Data records:
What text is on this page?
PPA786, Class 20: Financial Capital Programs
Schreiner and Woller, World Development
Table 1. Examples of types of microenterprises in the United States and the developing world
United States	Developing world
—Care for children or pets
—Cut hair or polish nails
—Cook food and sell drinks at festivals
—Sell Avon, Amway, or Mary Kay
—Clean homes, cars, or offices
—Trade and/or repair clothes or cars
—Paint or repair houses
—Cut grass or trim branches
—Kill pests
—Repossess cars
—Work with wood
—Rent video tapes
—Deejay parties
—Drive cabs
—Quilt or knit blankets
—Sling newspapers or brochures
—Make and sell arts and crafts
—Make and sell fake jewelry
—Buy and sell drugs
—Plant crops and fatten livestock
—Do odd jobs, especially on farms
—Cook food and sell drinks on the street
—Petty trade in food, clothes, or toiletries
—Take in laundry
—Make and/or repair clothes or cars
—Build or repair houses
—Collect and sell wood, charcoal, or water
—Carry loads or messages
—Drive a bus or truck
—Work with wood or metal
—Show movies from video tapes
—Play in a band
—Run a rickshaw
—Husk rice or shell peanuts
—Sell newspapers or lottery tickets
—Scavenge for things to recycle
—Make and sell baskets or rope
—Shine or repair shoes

Given task =
Reproduce each record exactly, leaving nothing out.

In response =
What text is on this page?
PPA786, Class 20: Financial Capital Programs
Schreiner and Woller, World Development
Table 1. Examples of types of microenterprises in the United States and the developing world
United States	Developing world
—Care for children or pets
—Cut hair or polish nails
—Cook food and sell drinks at festivals
—Sell Avon, Amway, or Mary Kay
—Clean homes, cars, or offices
—Trade and/or repair clothes or cars
—Paint or repair houses
—Cut grass or trim branches
—Kill pests
—Repossess cars
—Work with wood
—Rent video tapes
—Deejay parties
—Drive cabs
—Quilt or knit blankets
—Sling newspapers or brochures
—Make and sell arts and crafts
—Make and sell fake jewelry
—Buy and sell drugs
—Plant crops and fatten livestock
—Do odd jobs, especially on farms
—Cook food and sell drinks on the street
—Petty trade in food, clothes, or toiletries
—Take in laundry
—Make and/or repair clothes or cars
—Build or repair houses
—Collect and sell wood, charcoal, or water
—Carry loads or messages
—Drive a bus or truck
—Work with wood or metal
—Show movies from video tapes
—Play in a band
—Run a rickshaw
—Husk rice or shell peanuts
—Sell newspapers or lottery tickets
—Scavenge for things to recycle
—Make and sell baskets or rope
—Shine or repair shoes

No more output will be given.